• [TO DO]: Any picture among the records should be left out, please; retype the rest exactly.

• [DATA TO PROCESS]:
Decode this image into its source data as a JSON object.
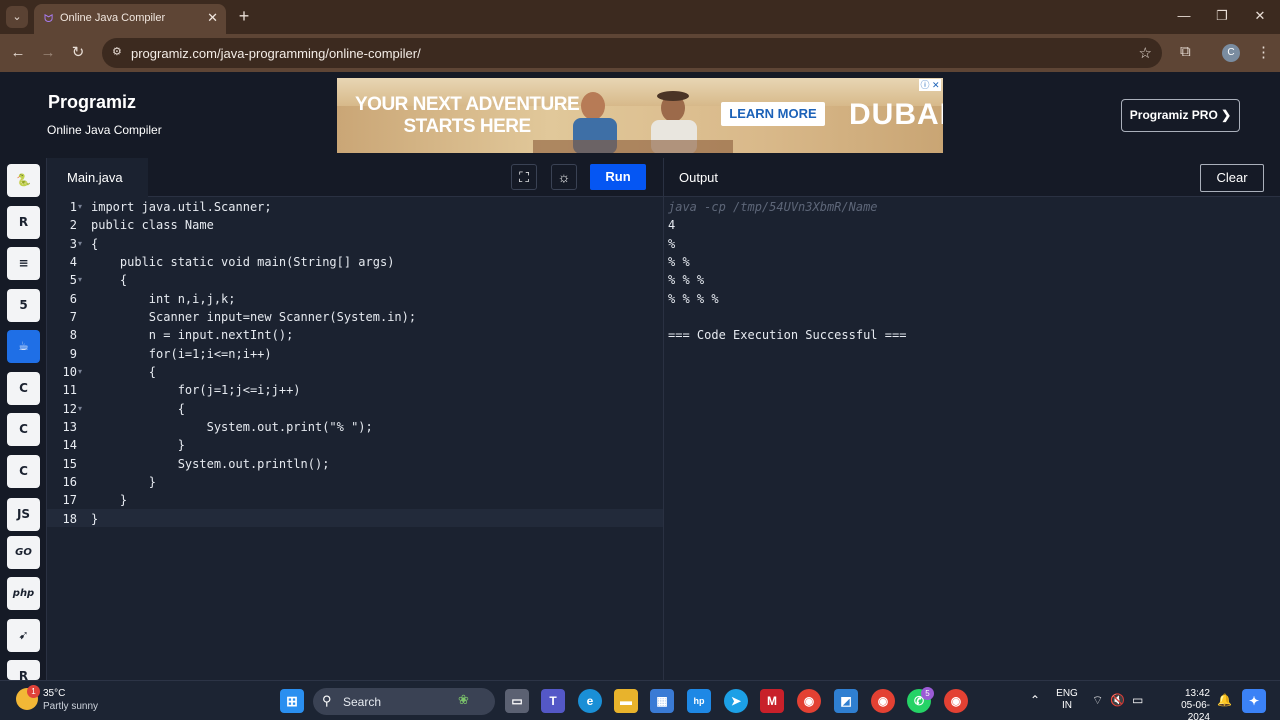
{
  "browser": {
    "tab_title": "Online Java Compiler",
    "url": "programiz.com/java-programming/online-compiler/"
  },
  "header": {
    "logo": "Programiz",
    "subtitle": "Online Java Compiler",
    "pro_button": "Programiz PRO ❯",
    "ad": {
      "headline_line1": "YOUR NEXT ADVENTURE",
      "headline_line2": "STARTS HERE",
      "cta": "LEARN MORE",
      "brand": "DUBAI"
    }
  },
  "sidebar": {
    "languages": [
      {
        "name": "python",
        "glyph": "🐍"
      },
      {
        "name": "r",
        "glyph": "R"
      },
      {
        "name": "sql",
        "glyph": "≡"
      },
      {
        "name": "html",
        "glyph": "5"
      },
      {
        "name": "java",
        "glyph": "☕",
        "active": true
      },
      {
        "name": "c",
        "glyph": "C"
      },
      {
        "name": "cpp",
        "glyph": "C"
      },
      {
        "name": "csharp",
        "glyph": "C"
      },
      {
        "name": "javascript",
        "glyph": "JS"
      },
      {
        "name": "go",
        "glyph": "GO"
      },
      {
        "name": "php",
        "glyph": "php"
      },
      {
        "name": "swift",
        "glyph": "➹"
      },
      {
        "name": "rust",
        "glyph": "R"
      }
    ]
  },
  "editor": {
    "file_tab": "Main.java",
    "run_label": "Run",
    "lines": [
      "import java.util.Scanner;",
      "public class Name",
      "{",
      "    public static void main(String[] args)",
      "    {",
      "        int n,i,j,k;",
      "        Scanner input=new Scanner(System.in);",
      "        n = input.nextInt();",
      "        for(i=1;i<=n;i++)",
      "        {",
      "            for(j=1;j<=i;j++)",
      "            {",
      "                System.out.print(\"% \");",
      "            }",
      "            System.out.println();",
      "        }",
      "    }",
      "}"
    ],
    "line_numbers": [
      "1",
      "2",
      "3",
      "4",
      "5",
      "6",
      "7",
      "8",
      "9",
      "10",
      "11",
      "12",
      "13",
      "14",
      "15",
      "16",
      "17",
      "18"
    ]
  },
  "output": {
    "title": "Output",
    "clear_label": "Clear",
    "command": "java -cp /tmp/54UVn3XbmR/Name",
    "lines": [
      "4",
      "%",
      "% %",
      "% % %",
      "% % % %",
      "",
      "=== Code Execution Successful ==="
    ]
  },
  "taskbar": {
    "temperature": "35°C",
    "condition": "Partly sunny",
    "weather_badge": "1",
    "search_placeholder": "Search",
    "language_line1": "ENG",
    "language_line2": "IN",
    "time": "13:42",
    "date": "05-06-2024",
    "whatsapp_badge": "5"
  }
}
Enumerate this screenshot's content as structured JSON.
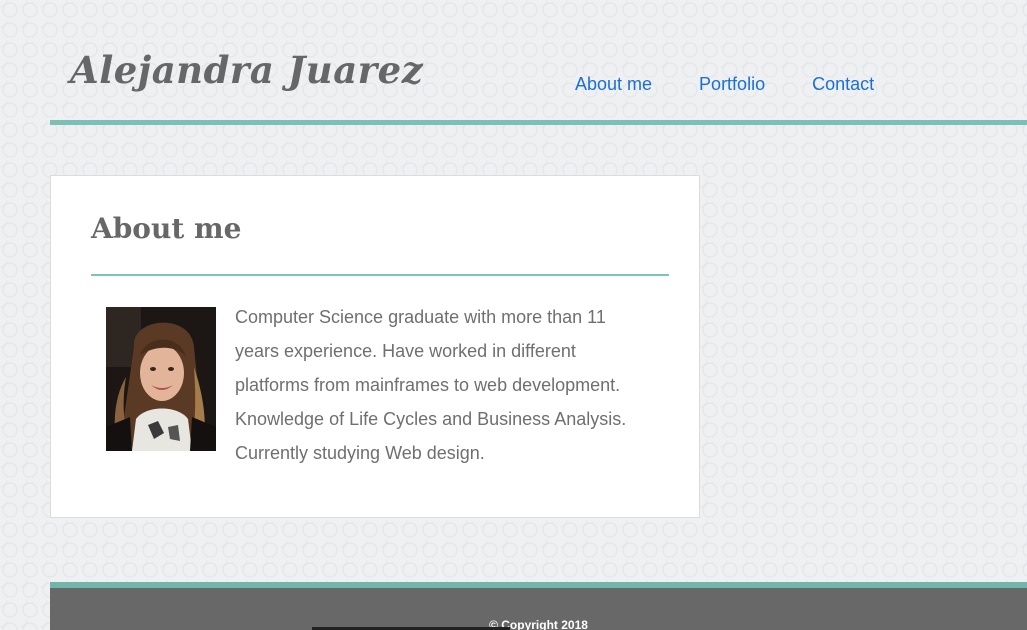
{
  "header": {
    "site_title": "Alejandra Juarez",
    "nav": [
      {
        "label": "About me"
      },
      {
        "label": "Portfolio"
      },
      {
        "label": "Contact"
      }
    ]
  },
  "about": {
    "heading": "About me",
    "bio": "Computer Science graduate with more than 11 years experience. Have worked in different platforms from mainframes to web development. Knowledge of Life Cycles and Business Analysis. Currently studying Web design.",
    "photo_icon": "portrait-photo"
  },
  "footer": {
    "copyright": "© Copyright 2018"
  },
  "colors": {
    "accent": "#7cbfb5",
    "nav_link": "#1a6fd6",
    "title_text": "#676767",
    "body_text": "#6f6f6f",
    "footer_bg": "#686868"
  }
}
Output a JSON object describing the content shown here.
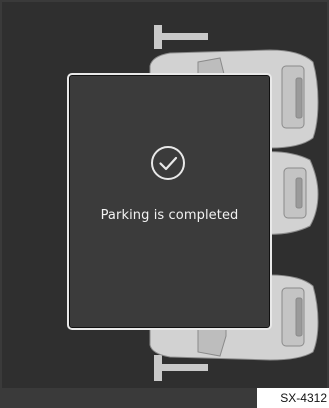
{
  "popup": {
    "message": "Parking is completed",
    "icon": "checkmark-circle-icon"
  },
  "figure_code": "SX-4312",
  "colors": {
    "screen_bg": "#2f2f2f",
    "marker": "#c9c9c9",
    "car_body": "#d2d2d2",
    "popup_bg": "#3b3b3b",
    "popup_border": "#e9e9e9"
  }
}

• [ANSWER TO THE TASK]:
Decode this image into its source data as a JSON object.
{
  "browser": {
    "tab_title": "Online Java Compiler",
    "url": "programiz.com/java-programming/online-compiler/"
  },
  "header": {
    "logo": "Programiz",
    "subtitle": "Online Java Compiler",
    "pro_button": "Programiz PRO ❯",
    "ad": {
      "headline_line1": "YOUR NEXT ADVENTURE",
      "headline_line2": "STARTS HERE",
      "cta": "LEARN MORE",
      "brand": "DUBAI"
    }
  },
  "sidebar": {
    "languages": [
      {
        "name": "python",
        "glyph": "🐍"
      },
      {
        "name": "r",
        "glyph": "R"
      },
      {
        "name": "sql",
        "glyph": "≡"
      },
      {
        "name": "html",
        "glyph": "5"
      },
      {
        "name": "java",
        "glyph": "☕",
        "active": true
      },
      {
        "name": "c",
        "glyph": "C"
      },
      {
        "name": "cpp",
        "glyph": "C"
      },
      {
        "name": "csharp",
        "glyph": "C"
      },
      {
        "name": "javascript",
        "glyph": "JS"
      },
      {
        "name": "go",
        "glyph": "GO"
      },
      {
        "name": "php",
        "glyph": "php"
      },
      {
        "name": "swift",
        "glyph": "➹"
      },
      {
        "name": "rust",
        "glyph": "R"
      }
    ]
  },
  "editor": {
    "file_tab": "Main.java",
    "run_label": "Run",
    "lines": [
      "import java.util.Scanner;",
      "public class Name",
      "{",
      "    public static void main(String[] args)",
      "    {",
      "        int n,i,j,k;",
      "        Scanner input=new Scanner(System.in);",
      "        n = input.nextInt();",
      "        for(i=1;i<=n;i++)",
      "        {",
      "            for(j=1;j<=i;j++)",
      "            {",
      "                System.out.print(\"% \");",
      "            }",
      "            System.out.println();",
      "        }",
      "    }",
      "}"
    ],
    "line_numbers": [
      "1",
      "2",
      "3",
      "4",
      "5",
      "6",
      "7",
      "8",
      "9",
      "10",
      "11",
      "12",
      "13",
      "14",
      "15",
      "16",
      "17",
      "18"
    ]
  },
  "output": {
    "title": "Output",
    "clear_label": "Clear",
    "command": "java -cp /tmp/54UVn3XbmR/Name",
    "lines": [
      "4",
      "%",
      "% %",
      "% % %",
      "% % % %",
      "",
      "=== Code Execution Successful ==="
    ]
  },
  "taskbar": {
    "temperature": "35°C",
    "condition": "Partly sunny",
    "weather_badge": "1",
    "search_placeholder": "Search",
    "language_line1": "ENG",
    "language_line2": "IN",
    "time": "13:42",
    "date": "05-06-2024",
    "whatsapp_badge": "5"
  }
}
Enumerate this screenshot's content as structured JSON.
{
  "header": {
    "site_title": "Alejandra Juarez",
    "nav": [
      {
        "label": "About me"
      },
      {
        "label": "Portfolio"
      },
      {
        "label": "Contact"
      }
    ]
  },
  "about": {
    "heading": "About me",
    "bio": "Computer Science graduate with more than 11 years experience. Have worked in different platforms from mainframes to web development. Knowledge of Life Cycles and Business Analysis. Currently studying Web design.",
    "photo_icon": "portrait-photo"
  },
  "footer": {
    "copyright": "© Copyright 2018"
  },
  "colors": {
    "accent": "#7cbfb5",
    "nav_link": "#1a6fd6",
    "title_text": "#676767",
    "body_text": "#6f6f6f",
    "footer_bg": "#686868"
  }
}
Output a JSON object describing the content shown here.
{
  "popup": {
    "message": "Parking is completed",
    "icon": "checkmark-circle-icon"
  },
  "figure_code": "SX-4312",
  "colors": {
    "screen_bg": "#2f2f2f",
    "marker": "#c9c9c9",
    "car_body": "#d2d2d2",
    "popup_bg": "#3b3b3b",
    "popup_border": "#e9e9e9"
  }
}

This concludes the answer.